**Exercise**: Replicate the data exactly, every line included.

**Data excerpts**:

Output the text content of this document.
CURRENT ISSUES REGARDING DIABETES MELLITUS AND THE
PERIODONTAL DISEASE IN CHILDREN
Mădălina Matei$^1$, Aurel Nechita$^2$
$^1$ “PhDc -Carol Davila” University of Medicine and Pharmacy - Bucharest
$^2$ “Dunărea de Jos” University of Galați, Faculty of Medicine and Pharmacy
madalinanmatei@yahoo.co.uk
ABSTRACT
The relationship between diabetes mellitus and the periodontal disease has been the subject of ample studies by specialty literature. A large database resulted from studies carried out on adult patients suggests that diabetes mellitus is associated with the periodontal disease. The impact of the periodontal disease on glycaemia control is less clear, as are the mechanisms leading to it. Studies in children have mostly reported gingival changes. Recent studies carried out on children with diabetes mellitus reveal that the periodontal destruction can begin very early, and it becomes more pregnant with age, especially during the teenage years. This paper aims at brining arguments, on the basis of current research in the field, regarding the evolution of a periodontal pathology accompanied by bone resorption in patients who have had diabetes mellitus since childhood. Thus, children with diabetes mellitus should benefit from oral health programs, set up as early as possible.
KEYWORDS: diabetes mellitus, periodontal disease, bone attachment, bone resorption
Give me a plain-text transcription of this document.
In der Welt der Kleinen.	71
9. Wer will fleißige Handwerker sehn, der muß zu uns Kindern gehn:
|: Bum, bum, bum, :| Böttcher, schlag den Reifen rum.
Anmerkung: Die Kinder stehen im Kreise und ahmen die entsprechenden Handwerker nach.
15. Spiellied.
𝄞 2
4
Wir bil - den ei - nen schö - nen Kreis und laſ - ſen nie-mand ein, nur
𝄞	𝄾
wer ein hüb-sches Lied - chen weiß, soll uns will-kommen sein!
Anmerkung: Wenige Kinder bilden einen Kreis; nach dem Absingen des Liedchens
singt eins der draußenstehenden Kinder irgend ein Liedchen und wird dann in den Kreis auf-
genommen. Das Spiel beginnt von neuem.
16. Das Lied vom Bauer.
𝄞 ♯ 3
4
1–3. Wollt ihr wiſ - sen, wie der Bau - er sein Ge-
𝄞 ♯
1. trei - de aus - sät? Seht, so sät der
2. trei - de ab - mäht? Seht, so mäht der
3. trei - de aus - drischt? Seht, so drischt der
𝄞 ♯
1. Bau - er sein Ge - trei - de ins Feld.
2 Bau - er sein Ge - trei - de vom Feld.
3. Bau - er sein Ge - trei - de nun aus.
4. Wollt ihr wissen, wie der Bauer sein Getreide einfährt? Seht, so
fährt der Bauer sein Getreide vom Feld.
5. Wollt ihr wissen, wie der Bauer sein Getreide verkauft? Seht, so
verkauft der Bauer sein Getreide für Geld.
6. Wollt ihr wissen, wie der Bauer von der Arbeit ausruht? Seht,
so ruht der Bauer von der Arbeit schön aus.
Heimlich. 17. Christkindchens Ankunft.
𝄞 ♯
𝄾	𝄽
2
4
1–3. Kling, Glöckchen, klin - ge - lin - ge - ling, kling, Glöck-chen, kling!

**Solution below**:
Output the text content of this document.
CURRENT ISSUES REGARDING DIABETES MELLITUS AND THE
PERIODONTAL DISEASE IN CHILDREN
Mădălina Matei$^1$, Aurel Nechita$^2$
$^1$ “PhDc -Carol Davila” University of Medicine and Pharmacy - Bucharest
$^2$ “Dunărea de Jos” University of Galați, Faculty of Medicine and Pharmacy
madalinanmatei@yahoo.co.uk
ABSTRACT
The relationship between diabetes mellitus and the periodontal disease has been the subject of ample studies by specialty literature. A large database resulted from studies carried out on adult patients suggests that diabetes mellitus is associated with the periodontal disease. The impact of the periodontal disease on glycaemia control is less clear, as are the mechanisms leading to it. Studies in children have mostly reported gingival changes. Recent studies carried out on children with diabetes mellitus reveal that the periodontal destruction can begin very early, and it becomes more pregnant with age, especially during the teenage years. This paper aims at brining arguments, on the basis of current research in the field, regarding the evolution of a periodontal pathology accompanied by bone resorption in patients who have had diabetes mellitus since childhood. Thus, children with diabetes mellitus should benefit from oral health programs, set up as early as possible.
KEYWORDS: diabetes mellitus, periodontal disease, bone attachment, bone resorption
Give me a plain-text transcription of this document.
In der Welt der Kleinen.	71
9. Wer will fleißige Handwerker sehn, der muß zu uns Kindern gehn:
|: Bum, bum, bum, :| Böttcher, schlag den Reifen rum.
Anmerkung: Die Kinder stehen im Kreise und ahmen die entsprechenden Handwerker nach.
15. Spiellied.
𝄞 2
4
Wir bil - den ei - nen schö - nen Kreis und laſ - ſen nie-mand ein, nur
𝄞	𝄾
wer ein hüb-sches Lied - chen weiß, soll uns will-kommen sein!
Anmerkung: Wenige Kinder bilden einen Kreis; nach dem Absingen des Liedchens
singt eins der draußenstehenden Kinder irgend ein Liedchen und wird dann in den Kreis auf-
genommen. Das Spiel beginnt von neuem.
16. Das Lied vom Bauer.
𝄞 ♯ 3
4
1–3. Wollt ihr wiſ - sen, wie der Bau - er sein Ge-
𝄞 ♯
1. trei - de aus - sät? Seht, so sät der
2. trei - de ab - mäht? Seht, so mäht der
3. trei - de aus - drischt? Seht, so drischt der
𝄞 ♯
1. Bau - er sein Ge - trei - de ins Feld.
2 Bau - er sein Ge - trei - de vom Feld.
3. Bau - er sein Ge - trei - de nun aus.
4. Wollt ihr wissen, wie der Bauer sein Getreide einfährt? Seht, so
fährt der Bauer sein Getreide vom Feld.
5. Wollt ihr wissen, wie der Bauer sein Getreide verkauft? Seht, so
verkauft der Bauer sein Getreide für Geld.
6. Wollt ihr wissen, wie der Bauer von der Arbeit ausruht? Seht,
so ruht der Bauer von der Arbeit schön aus.
Heimlich. 17. Christkindchens Ankunft.
𝄞 ♯
𝄾	𝄽
2
4
1–3. Kling, Glöckchen, klin - ge - lin - ge - ling, kling, Glöck-chen, kling!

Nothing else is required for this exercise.